■ Exercise task
Each line containing the word "Venetian" needs to be copied.

(Part of a data file)
++++++++++++++++++++
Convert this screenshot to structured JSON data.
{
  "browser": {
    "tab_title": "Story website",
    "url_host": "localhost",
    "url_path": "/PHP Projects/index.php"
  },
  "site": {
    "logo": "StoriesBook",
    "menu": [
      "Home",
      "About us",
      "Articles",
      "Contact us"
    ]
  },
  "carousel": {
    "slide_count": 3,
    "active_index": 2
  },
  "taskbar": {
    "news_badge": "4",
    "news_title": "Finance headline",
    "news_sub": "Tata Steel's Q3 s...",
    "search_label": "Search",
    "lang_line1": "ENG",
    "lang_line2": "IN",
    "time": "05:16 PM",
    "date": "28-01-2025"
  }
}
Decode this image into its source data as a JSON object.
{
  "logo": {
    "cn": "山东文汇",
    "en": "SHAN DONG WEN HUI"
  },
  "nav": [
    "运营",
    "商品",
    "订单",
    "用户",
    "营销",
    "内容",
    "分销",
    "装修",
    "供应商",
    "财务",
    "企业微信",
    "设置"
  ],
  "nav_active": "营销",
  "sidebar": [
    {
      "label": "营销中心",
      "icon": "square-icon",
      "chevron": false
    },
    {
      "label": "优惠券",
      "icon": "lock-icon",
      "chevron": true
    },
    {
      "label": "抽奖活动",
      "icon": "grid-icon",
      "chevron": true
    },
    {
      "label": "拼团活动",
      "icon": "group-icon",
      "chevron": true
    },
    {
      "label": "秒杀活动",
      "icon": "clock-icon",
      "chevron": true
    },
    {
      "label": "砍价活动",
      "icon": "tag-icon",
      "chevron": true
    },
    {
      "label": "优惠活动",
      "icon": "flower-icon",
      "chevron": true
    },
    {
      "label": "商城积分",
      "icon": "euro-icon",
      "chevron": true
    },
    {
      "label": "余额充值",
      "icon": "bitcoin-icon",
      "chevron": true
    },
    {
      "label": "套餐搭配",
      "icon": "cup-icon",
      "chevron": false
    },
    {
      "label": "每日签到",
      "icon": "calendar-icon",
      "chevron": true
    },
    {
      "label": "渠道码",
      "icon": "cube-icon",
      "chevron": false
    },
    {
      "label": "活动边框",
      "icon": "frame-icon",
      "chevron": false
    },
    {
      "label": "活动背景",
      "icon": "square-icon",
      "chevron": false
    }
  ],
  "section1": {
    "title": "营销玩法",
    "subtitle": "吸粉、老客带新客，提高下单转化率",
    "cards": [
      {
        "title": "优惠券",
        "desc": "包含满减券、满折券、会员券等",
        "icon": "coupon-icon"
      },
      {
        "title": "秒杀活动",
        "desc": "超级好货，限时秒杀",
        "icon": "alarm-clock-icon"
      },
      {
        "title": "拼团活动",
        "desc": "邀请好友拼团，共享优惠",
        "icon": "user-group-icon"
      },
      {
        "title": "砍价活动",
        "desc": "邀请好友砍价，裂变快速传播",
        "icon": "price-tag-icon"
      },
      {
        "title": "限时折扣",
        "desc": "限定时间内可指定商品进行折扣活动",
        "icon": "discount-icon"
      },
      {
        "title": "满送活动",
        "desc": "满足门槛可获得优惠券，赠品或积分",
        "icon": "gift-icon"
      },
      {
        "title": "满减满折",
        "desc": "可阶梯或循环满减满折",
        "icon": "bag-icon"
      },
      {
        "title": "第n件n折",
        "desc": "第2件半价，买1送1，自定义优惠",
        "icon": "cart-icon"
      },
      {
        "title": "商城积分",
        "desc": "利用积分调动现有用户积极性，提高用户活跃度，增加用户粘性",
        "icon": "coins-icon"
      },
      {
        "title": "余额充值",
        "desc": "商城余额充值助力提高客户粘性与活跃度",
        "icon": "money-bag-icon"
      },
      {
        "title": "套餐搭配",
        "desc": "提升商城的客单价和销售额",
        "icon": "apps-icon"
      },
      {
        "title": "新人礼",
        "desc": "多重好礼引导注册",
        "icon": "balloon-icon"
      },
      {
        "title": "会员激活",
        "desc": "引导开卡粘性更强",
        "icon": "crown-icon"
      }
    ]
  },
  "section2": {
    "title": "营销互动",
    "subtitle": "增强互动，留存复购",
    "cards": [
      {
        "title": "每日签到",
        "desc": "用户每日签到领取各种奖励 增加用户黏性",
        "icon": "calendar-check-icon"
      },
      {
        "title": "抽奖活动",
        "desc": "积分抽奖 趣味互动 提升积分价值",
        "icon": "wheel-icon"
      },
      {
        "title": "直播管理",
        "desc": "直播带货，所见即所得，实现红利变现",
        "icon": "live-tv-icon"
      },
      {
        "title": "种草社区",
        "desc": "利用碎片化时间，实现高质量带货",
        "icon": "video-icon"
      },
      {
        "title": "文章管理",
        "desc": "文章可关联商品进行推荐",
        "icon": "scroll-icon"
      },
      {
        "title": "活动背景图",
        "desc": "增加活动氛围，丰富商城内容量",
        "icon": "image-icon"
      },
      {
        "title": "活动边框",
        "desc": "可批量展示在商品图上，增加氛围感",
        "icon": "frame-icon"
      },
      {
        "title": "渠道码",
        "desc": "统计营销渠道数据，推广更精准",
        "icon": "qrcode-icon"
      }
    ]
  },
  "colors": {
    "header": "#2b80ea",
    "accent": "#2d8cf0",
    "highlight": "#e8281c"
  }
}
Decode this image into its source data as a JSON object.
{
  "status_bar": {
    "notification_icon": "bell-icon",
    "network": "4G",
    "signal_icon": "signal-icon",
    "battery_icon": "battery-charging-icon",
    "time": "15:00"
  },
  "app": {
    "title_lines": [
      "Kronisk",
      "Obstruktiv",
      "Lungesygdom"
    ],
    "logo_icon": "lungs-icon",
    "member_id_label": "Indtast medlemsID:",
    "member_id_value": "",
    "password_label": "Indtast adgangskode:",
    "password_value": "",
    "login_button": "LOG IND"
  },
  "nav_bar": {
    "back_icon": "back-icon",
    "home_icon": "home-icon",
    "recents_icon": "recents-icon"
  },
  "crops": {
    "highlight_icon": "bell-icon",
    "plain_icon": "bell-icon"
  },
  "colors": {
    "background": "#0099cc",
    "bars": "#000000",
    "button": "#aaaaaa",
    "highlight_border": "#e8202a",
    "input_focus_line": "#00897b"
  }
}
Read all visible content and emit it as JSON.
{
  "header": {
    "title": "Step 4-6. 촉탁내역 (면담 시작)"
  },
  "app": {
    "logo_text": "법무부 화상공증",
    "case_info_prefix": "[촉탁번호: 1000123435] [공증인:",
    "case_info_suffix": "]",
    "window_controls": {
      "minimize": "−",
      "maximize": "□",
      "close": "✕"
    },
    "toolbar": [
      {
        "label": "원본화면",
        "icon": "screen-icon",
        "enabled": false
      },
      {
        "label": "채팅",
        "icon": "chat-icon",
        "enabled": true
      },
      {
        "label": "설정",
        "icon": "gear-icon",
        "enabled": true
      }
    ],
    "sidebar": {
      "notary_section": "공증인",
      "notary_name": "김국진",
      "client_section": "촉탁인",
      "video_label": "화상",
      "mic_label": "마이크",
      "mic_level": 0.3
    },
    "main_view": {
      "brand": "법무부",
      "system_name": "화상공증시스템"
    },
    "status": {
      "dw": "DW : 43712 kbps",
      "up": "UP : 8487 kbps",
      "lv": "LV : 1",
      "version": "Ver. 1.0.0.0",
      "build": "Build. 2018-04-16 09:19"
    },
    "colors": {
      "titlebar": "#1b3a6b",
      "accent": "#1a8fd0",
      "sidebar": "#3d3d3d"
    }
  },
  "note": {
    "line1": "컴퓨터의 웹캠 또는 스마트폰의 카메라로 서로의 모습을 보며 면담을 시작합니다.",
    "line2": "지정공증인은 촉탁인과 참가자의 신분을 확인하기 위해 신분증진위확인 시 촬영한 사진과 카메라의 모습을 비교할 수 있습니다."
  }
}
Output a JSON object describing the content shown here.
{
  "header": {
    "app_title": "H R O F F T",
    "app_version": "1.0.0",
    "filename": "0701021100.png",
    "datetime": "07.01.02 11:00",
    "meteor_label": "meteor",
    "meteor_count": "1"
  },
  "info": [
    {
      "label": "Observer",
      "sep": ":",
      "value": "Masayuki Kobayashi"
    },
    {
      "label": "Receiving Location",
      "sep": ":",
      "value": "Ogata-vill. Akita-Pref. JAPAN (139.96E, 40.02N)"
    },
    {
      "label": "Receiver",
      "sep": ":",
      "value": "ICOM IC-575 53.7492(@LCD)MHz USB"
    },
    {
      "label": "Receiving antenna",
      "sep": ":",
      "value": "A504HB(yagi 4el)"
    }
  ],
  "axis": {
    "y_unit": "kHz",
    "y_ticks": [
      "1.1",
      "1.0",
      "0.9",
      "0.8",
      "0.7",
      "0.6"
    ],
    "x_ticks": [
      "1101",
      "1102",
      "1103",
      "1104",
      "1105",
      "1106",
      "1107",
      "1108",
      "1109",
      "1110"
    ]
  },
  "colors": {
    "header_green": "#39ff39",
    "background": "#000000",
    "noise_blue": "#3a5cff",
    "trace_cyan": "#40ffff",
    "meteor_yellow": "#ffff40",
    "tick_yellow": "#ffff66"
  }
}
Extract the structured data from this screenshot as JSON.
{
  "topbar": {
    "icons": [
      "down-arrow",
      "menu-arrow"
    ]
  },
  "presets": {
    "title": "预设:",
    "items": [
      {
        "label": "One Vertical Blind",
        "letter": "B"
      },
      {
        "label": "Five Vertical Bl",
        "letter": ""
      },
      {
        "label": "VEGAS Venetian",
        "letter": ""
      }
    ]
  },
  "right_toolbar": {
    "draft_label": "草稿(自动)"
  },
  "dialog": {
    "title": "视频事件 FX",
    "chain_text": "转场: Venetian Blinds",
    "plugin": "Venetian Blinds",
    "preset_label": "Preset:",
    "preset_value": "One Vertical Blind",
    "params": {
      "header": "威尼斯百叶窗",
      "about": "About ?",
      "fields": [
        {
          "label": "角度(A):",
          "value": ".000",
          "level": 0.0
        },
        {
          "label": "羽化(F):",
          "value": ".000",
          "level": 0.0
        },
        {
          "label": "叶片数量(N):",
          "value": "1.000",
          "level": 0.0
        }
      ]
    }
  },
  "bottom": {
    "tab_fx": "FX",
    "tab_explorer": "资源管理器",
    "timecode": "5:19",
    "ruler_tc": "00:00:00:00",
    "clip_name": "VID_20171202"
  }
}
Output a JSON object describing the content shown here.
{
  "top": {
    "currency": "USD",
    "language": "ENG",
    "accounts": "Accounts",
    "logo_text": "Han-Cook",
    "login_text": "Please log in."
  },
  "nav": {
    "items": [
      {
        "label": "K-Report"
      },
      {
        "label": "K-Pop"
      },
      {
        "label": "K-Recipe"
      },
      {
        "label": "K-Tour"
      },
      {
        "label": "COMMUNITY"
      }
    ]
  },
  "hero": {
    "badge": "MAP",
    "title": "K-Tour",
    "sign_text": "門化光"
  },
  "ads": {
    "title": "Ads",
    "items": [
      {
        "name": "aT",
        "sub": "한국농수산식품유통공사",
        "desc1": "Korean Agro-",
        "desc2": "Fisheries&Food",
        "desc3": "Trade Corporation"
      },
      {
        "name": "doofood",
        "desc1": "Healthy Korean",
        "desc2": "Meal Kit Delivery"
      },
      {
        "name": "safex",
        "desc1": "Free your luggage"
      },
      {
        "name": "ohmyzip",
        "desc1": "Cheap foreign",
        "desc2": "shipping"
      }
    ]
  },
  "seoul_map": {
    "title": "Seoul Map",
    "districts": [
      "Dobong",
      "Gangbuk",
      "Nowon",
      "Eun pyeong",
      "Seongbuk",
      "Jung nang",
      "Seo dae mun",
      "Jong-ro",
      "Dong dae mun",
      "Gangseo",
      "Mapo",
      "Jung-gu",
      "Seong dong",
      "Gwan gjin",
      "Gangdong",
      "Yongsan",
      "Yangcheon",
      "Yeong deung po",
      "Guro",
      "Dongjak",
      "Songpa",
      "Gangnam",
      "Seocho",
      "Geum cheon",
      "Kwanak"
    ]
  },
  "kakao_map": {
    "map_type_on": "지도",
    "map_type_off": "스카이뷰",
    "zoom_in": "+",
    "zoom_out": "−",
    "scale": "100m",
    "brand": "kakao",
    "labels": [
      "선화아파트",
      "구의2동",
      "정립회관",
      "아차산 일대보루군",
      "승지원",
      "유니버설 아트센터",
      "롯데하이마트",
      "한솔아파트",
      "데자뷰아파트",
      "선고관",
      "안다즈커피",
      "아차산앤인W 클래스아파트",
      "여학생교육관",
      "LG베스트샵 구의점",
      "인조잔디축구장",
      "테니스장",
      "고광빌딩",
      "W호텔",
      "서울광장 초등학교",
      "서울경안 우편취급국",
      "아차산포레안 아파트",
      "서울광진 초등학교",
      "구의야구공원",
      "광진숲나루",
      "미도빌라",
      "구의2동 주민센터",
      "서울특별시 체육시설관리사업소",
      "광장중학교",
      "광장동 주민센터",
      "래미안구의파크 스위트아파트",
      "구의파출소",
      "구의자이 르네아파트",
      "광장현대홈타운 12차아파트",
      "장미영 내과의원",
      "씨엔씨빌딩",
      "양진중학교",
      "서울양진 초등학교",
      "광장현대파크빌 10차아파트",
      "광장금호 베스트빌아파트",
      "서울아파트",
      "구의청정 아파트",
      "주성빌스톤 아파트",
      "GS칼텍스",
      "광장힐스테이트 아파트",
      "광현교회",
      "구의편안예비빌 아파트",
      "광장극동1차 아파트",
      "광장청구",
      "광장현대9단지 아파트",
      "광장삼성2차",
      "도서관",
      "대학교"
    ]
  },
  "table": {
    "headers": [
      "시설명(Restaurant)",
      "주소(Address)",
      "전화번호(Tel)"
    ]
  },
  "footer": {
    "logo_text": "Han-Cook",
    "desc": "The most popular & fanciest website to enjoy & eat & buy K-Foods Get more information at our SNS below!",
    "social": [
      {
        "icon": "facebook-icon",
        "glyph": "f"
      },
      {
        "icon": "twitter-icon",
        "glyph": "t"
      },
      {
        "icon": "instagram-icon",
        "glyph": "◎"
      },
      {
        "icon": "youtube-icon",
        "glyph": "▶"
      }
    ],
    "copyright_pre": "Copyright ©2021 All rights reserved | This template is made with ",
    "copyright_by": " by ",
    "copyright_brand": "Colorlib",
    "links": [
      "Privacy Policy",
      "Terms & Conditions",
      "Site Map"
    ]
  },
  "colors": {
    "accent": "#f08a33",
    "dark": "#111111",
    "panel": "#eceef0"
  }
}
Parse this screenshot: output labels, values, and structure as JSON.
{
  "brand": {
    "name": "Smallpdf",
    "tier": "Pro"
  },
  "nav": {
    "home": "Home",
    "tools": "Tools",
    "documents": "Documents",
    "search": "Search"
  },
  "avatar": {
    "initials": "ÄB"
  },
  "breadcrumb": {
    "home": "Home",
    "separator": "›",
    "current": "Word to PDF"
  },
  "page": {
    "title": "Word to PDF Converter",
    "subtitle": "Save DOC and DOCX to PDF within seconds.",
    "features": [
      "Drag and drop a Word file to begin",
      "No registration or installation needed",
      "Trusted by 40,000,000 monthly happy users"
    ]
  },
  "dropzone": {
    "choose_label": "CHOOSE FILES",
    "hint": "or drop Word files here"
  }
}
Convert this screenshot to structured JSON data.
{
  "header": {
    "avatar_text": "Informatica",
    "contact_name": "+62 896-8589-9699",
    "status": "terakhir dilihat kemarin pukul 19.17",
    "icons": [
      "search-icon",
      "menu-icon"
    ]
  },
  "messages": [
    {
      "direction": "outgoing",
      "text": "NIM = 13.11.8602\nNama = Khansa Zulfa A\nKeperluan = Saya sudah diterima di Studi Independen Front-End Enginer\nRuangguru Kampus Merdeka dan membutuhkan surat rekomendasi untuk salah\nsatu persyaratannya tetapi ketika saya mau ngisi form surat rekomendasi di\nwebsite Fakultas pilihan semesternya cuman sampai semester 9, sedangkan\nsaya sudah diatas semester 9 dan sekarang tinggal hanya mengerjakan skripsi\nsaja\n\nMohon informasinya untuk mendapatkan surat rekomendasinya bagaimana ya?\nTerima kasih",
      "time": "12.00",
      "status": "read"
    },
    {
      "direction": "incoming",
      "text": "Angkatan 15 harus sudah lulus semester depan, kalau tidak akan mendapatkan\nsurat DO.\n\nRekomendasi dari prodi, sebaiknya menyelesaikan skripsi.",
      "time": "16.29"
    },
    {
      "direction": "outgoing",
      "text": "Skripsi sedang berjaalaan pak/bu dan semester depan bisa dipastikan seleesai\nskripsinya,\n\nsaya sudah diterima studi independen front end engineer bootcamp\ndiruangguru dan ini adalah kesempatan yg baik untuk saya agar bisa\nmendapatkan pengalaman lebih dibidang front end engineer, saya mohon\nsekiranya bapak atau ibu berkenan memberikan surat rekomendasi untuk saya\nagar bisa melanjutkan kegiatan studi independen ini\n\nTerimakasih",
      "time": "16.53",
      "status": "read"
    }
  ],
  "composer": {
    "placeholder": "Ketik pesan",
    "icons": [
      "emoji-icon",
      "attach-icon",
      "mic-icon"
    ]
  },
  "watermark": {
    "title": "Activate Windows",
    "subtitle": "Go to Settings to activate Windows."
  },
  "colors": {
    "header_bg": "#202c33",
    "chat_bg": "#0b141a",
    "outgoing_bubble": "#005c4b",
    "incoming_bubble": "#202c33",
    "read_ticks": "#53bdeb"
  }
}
++++++++++++++++++++
■ Task result
        "label": "VEGAS Venetian",
    "chain_text": "转场: Venetian Blinds",
    "plugin": "Venetian Blinds",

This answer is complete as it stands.